=== RECORDS FOR PROCESSING ===
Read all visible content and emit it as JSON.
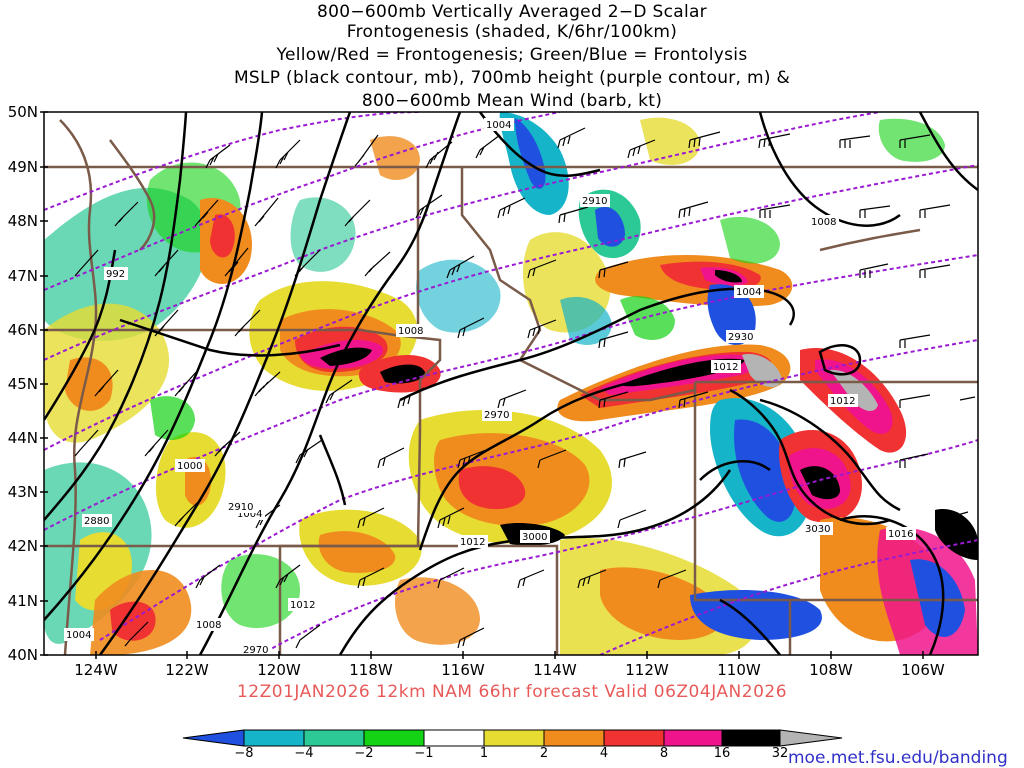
{
  "title_lines": [
    "800−600mb Vertically Averaged 2−D Scalar",
    "Frontogenesis (shaded, K/6hr/100km)",
    "Yellow/Red = Frontogenesis;  Green/Blue = Frontolysis",
    "MSLP (black contour, mb), 700mb height (purple contour, m) &",
    "800−600mb Mean Wind (barb, kt)"
  ],
  "lat_labels": [
    "50N",
    "49N",
    "48N",
    "47N",
    "46N",
    "45N",
    "44N",
    "43N",
    "42N",
    "41N",
    "40N"
  ],
  "lon_labels": [
    "124W",
    "122W",
    "120W",
    "118W",
    "116W",
    "114W",
    "112W",
    "110W",
    "108W",
    "106W"
  ],
  "footer": "12Z01JAN2026 12km NAM 66hr forecast Valid 06Z04JAN2026",
  "colorbar": {
    "labels": [
      "−8",
      "−4",
      "−2",
      "−1",
      "1",
      "2",
      "4",
      "8",
      "16",
      "32"
    ],
    "colors": [
      "#2050e0",
      "#16b4c8",
      "#2cc896",
      "#14d214",
      "#ffffff",
      "#e6dc32",
      "#f08c1e",
      "#f03232",
      "#f0148c",
      "#000000",
      "#b4b4b4"
    ]
  },
  "contour_labels": {
    "mslp": [
      "1004",
      "1008",
      "1008",
      "1012",
      "1012",
      "992",
      "1004",
      "1000",
      "1004",
      "1012",
      "1008",
      "1004",
      "1012",
      "1016"
    ],
    "height": [
      "2910",
      "2930",
      "2970",
      "2880",
      "2910",
      "3000",
      "3030",
      "2970"
    ]
  },
  "credit": "moe.met.fsu.edu/banding"
}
===
**TASK TO COMPLETE:** Your answer must be a single number, the count of lines in the data that hold the string "Frontogenesis".

**ANSWER TO THE PROBLEM:** 2